Figure data in JSON:
# # # # # # #
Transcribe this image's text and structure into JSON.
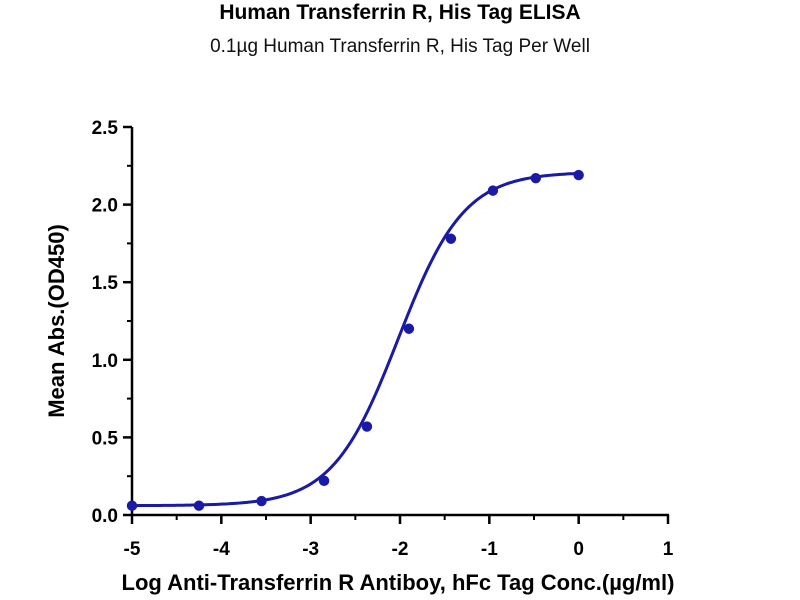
{
  "chart_data": {
    "type": "scatter",
    "title": "Human Transferrin R, His Tag ELISA",
    "subtitle": "0.1µg Human Transferrin R, His Tag Per Well",
    "xlabel": "Log Anti-Transferrin R Antiboy, hFc Tag Conc.(µg/ml)",
    "ylabel": "Mean Abs.(OD450)",
    "xlim": [
      -5,
      1
    ],
    "ylim": [
      0,
      2.5
    ],
    "xticks": [
      "-5",
      "-4",
      "-3",
      "-2",
      "-1",
      "0",
      "1"
    ],
    "yticks": [
      "0.0",
      "0.5",
      "1.0",
      "1.5",
      "2.0",
      "2.5"
    ],
    "grid": false,
    "series": [
      {
        "x": [
          -5.0,
          -4.25,
          -3.55,
          -2.85,
          -2.37,
          -1.9,
          -1.43,
          -0.96,
          -0.48,
          0.0
        ],
        "y": [
          0.06,
          0.06,
          0.09,
          0.22,
          0.57,
          1.2,
          1.78,
          2.09,
          2.17,
          2.19
        ],
        "color": "#1a1aa6",
        "fit": "four-parameter-logistic"
      }
    ]
  }
}
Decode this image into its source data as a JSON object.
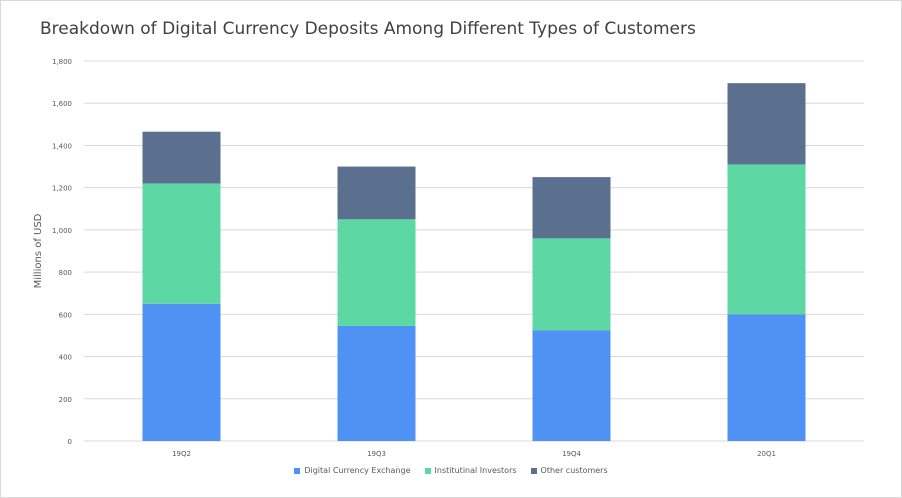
{
  "chart_data": {
    "type": "bar",
    "stacked": true,
    "title": "Breakdown of Digital Currency Deposits Among Different Types of Customers",
    "ylabel": "Millions of USD",
    "xlabel": "",
    "ylim": [
      0,
      1800
    ],
    "yticks": [
      0,
      200,
      400,
      600,
      800,
      1000,
      1200,
      1400,
      1600,
      1800
    ],
    "ytick_labels": [
      "0",
      "200",
      "400",
      "600",
      "800",
      "1,000",
      "1,200",
      "1,400",
      "1,600",
      "1,800"
    ],
    "categories": [
      "19Q2",
      "19Q3",
      "19Q4",
      "20Q1"
    ],
    "series": [
      {
        "name": "Digital Currency Exchange",
        "values": [
          650,
          545,
          525,
          600
        ],
        "color": "#4f92f3"
      },
      {
        "name": "Institutinal Investors",
        "values": [
          570,
          505,
          435,
          710
        ],
        "color": "#5dd8a5"
      },
      {
        "name": "Other customers",
        "values": [
          245,
          250,
          290,
          385
        ],
        "color": "#5b708f"
      }
    ],
    "grid": true,
    "legend_position": "bottom"
  },
  "colors": {
    "gridline": "#d9d9d9",
    "axis_text": "#595959"
  }
}
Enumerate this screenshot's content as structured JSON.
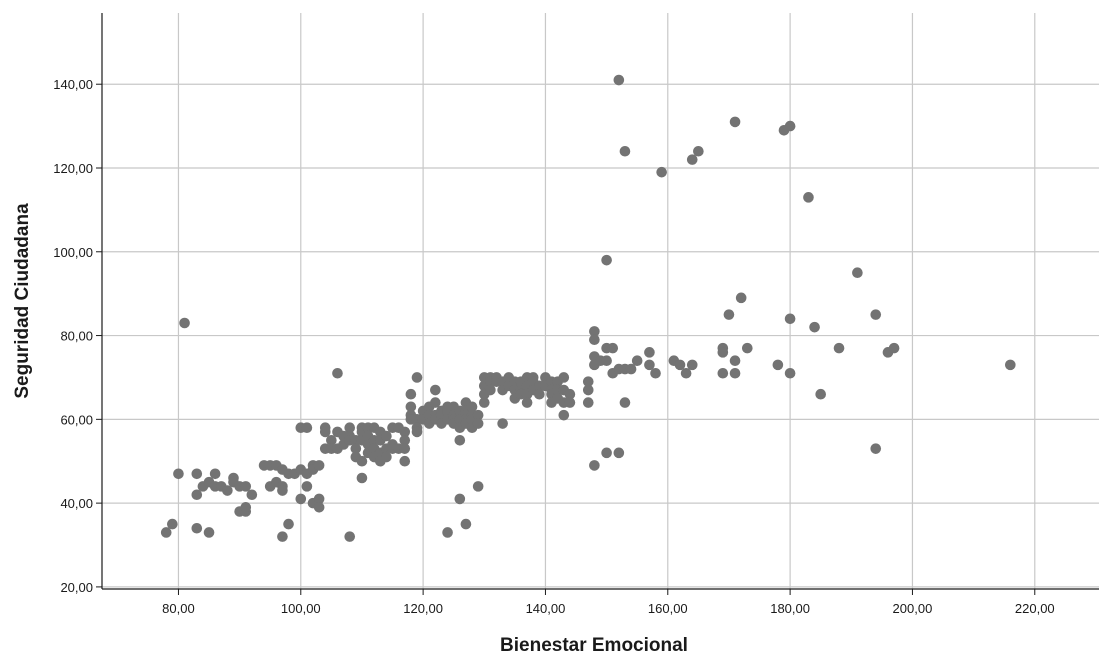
{
  "chart_data": {
    "type": "scatter",
    "title": "",
    "xlabel": "Bienestar Emocional",
    "ylabel": "Seguridad Ciudadana",
    "xlim": [
      67.5,
      230.5
    ],
    "ylim": [
      19.5,
      157
    ],
    "xticks": [
      80,
      100,
      120,
      140,
      160,
      180,
      200,
      220
    ],
    "yticks": [
      20,
      40,
      60,
      80,
      100,
      120,
      140
    ],
    "xtick_labels": [
      "80,00",
      "100,00",
      "120,00",
      "140,00",
      "160,00",
      "180,00",
      "200,00",
      "220,00"
    ],
    "ytick_labels": [
      "20,00",
      "40,00",
      "60,00",
      "80,00",
      "100,00",
      "120,00",
      "140,00"
    ],
    "grid": true,
    "marker_color": "#737373",
    "points": [
      [
        78,
        33
      ],
      [
        79,
        35
      ],
      [
        80,
        47
      ],
      [
        81,
        83
      ],
      [
        83,
        47
      ],
      [
        83,
        42
      ],
      [
        83,
        34
      ],
      [
        84,
        44
      ],
      [
        85,
        45
      ],
      [
        85,
        33
      ],
      [
        86,
        47
      ],
      [
        86,
        44
      ],
      [
        87,
        44
      ],
      [
        88,
        43
      ],
      [
        89,
        46
      ],
      [
        89,
        45
      ],
      [
        90,
        44
      ],
      [
        90,
        38
      ],
      [
        91,
        38
      ],
      [
        91,
        39
      ],
      [
        91,
        44
      ],
      [
        92,
        42
      ],
      [
        94,
        49
      ],
      [
        95,
        49
      ],
      [
        95,
        44
      ],
      [
        96,
        49
      ],
      [
        96,
        45
      ],
      [
        97,
        48
      ],
      [
        97,
        44
      ],
      [
        97,
        43
      ],
      [
        97,
        32
      ],
      [
        98,
        47
      ],
      [
        98,
        35
      ],
      [
        99,
        47
      ],
      [
        100,
        58
      ],
      [
        100,
        48
      ],
      [
        100,
        41
      ],
      [
        101,
        58
      ],
      [
        101,
        47
      ],
      [
        101,
        44
      ],
      [
        102,
        49
      ],
      [
        102,
        48
      ],
      [
        102,
        40
      ],
      [
        103,
        49
      ],
      [
        103,
        41
      ],
      [
        103,
        39
      ],
      [
        104,
        58
      ],
      [
        104,
        57
      ],
      [
        104,
        53
      ],
      [
        105,
        55
      ],
      [
        105,
        53
      ],
      [
        106,
        71
      ],
      [
        106,
        57
      ],
      [
        106,
        53
      ],
      [
        107,
        56
      ],
      [
        107,
        54
      ],
      [
        108,
        58
      ],
      [
        108,
        56
      ],
      [
        108,
        55
      ],
      [
        108,
        32
      ],
      [
        109,
        55
      ],
      [
        109,
        53
      ],
      [
        109,
        51
      ],
      [
        110,
        58
      ],
      [
        110,
        57
      ],
      [
        110,
        55
      ],
      [
        110,
        50
      ],
      [
        110,
        46
      ],
      [
        111,
        58
      ],
      [
        111,
        56
      ],
      [
        111,
        54
      ],
      [
        111,
        52
      ],
      [
        112,
        58
      ],
      [
        112,
        55
      ],
      [
        112,
        53
      ],
      [
        112,
        51
      ],
      [
        113,
        57
      ],
      [
        113,
        55
      ],
      [
        113,
        52
      ],
      [
        113,
        50
      ],
      [
        114,
        56
      ],
      [
        114,
        53
      ],
      [
        114,
        51
      ],
      [
        115,
        58
      ],
      [
        115,
        54
      ],
      [
        115,
        53
      ],
      [
        116,
        58
      ],
      [
        116,
        53
      ],
      [
        117,
        57
      ],
      [
        117,
        55
      ],
      [
        117,
        53
      ],
      [
        117,
        50
      ],
      [
        118,
        66
      ],
      [
        118,
        63
      ],
      [
        118,
        61
      ],
      [
        118,
        60
      ],
      [
        119,
        70
      ],
      [
        119,
        60
      ],
      [
        119,
        58
      ],
      [
        119,
        57
      ],
      [
        120,
        62
      ],
      [
        120,
        60
      ],
      [
        121,
        63
      ],
      [
        121,
        61
      ],
      [
        121,
        59
      ],
      [
        122,
        67
      ],
      [
        122,
        64
      ],
      [
        122,
        61
      ],
      [
        122,
        60
      ],
      [
        123,
        62
      ],
      [
        123,
        61
      ],
      [
        123,
        59
      ],
      [
        124,
        63
      ],
      [
        124,
        62
      ],
      [
        124,
        60
      ],
      [
        124,
        33
      ],
      [
        125,
        63
      ],
      [
        125,
        61
      ],
      [
        125,
        60
      ],
      [
        125,
        59
      ],
      [
        126,
        62
      ],
      [
        126,
        60
      ],
      [
        126,
        58
      ],
      [
        126,
        55
      ],
      [
        126,
        41
      ],
      [
        127,
        64
      ],
      [
        127,
        62
      ],
      [
        127,
        61
      ],
      [
        127,
        60
      ],
      [
        127,
        59
      ],
      [
        127,
        35
      ],
      [
        128,
        63
      ],
      [
        128,
        61
      ],
      [
        128,
        60
      ],
      [
        128,
        58
      ],
      [
        129,
        61
      ],
      [
        129,
        59
      ],
      [
        129,
        44
      ],
      [
        130,
        70
      ],
      [
        130,
        68
      ],
      [
        130,
        66
      ],
      [
        130,
        64
      ],
      [
        131,
        70
      ],
      [
        131,
        69
      ],
      [
        131,
        67
      ],
      [
        132,
        70
      ],
      [
        132,
        69
      ],
      [
        133,
        69
      ],
      [
        133,
        67
      ],
      [
        133,
        59
      ],
      [
        134,
        70
      ],
      [
        134,
        68
      ],
      [
        135,
        69
      ],
      [
        135,
        67
      ],
      [
        135,
        65
      ],
      [
        136,
        69
      ],
      [
        136,
        67
      ],
      [
        136,
        66
      ],
      [
        137,
        70
      ],
      [
        137,
        68
      ],
      [
        137,
        66
      ],
      [
        137,
        64
      ],
      [
        138,
        70
      ],
      [
        138,
        69
      ],
      [
        138,
        67
      ],
      [
        139,
        68
      ],
      [
        139,
        66
      ],
      [
        140,
        70
      ],
      [
        140,
        68
      ],
      [
        141,
        69
      ],
      [
        141,
        67
      ],
      [
        141,
        66
      ],
      [
        141,
        64
      ],
      [
        142,
        69
      ],
      [
        142,
        67
      ],
      [
        142,
        65
      ],
      [
        143,
        70
      ],
      [
        143,
        67
      ],
      [
        143,
        64
      ],
      [
        143,
        61
      ],
      [
        144,
        66
      ],
      [
        144,
        64
      ],
      [
        147,
        69
      ],
      [
        147,
        67
      ],
      [
        147,
        64
      ],
      [
        148,
        81
      ],
      [
        148,
        79
      ],
      [
        148,
        75
      ],
      [
        148,
        73
      ],
      [
        148,
        49
      ],
      [
        149,
        74
      ],
      [
        150,
        98
      ],
      [
        150,
        77
      ],
      [
        150,
        74
      ],
      [
        150,
        52
      ],
      [
        151,
        77
      ],
      [
        151,
        71
      ],
      [
        152,
        141
      ],
      [
        152,
        72
      ],
      [
        152,
        52
      ],
      [
        153,
        124
      ],
      [
        153,
        72
      ],
      [
        153,
        64
      ],
      [
        154,
        72
      ],
      [
        155,
        74
      ],
      [
        157,
        76
      ],
      [
        157,
        73
      ],
      [
        158,
        71
      ],
      [
        159,
        119
      ],
      [
        161,
        74
      ],
      [
        162,
        73
      ],
      [
        163,
        71
      ],
      [
        164,
        122
      ],
      [
        164,
        73
      ],
      [
        165,
        124
      ],
      [
        169,
        77
      ],
      [
        169,
        76
      ],
      [
        169,
        71
      ],
      [
        170,
        85
      ],
      [
        171,
        131
      ],
      [
        171,
        74
      ],
      [
        171,
        71
      ],
      [
        172,
        89
      ],
      [
        173,
        77
      ],
      [
        178,
        73
      ],
      [
        179,
        129
      ],
      [
        180,
        130
      ],
      [
        180,
        84
      ],
      [
        180,
        71
      ],
      [
        183,
        113
      ],
      [
        184,
        82
      ],
      [
        185,
        66
      ],
      [
        188,
        77
      ],
      [
        191,
        95
      ],
      [
        194,
        85
      ],
      [
        194,
        53
      ],
      [
        196,
        76
      ],
      [
        197,
        77
      ],
      [
        216,
        73
      ]
    ]
  }
}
# # # # # # #
§ **Instruction**
What is the number of lines that hold the string "xlabel"? Reply with that number alone.

§ **Written answer**
3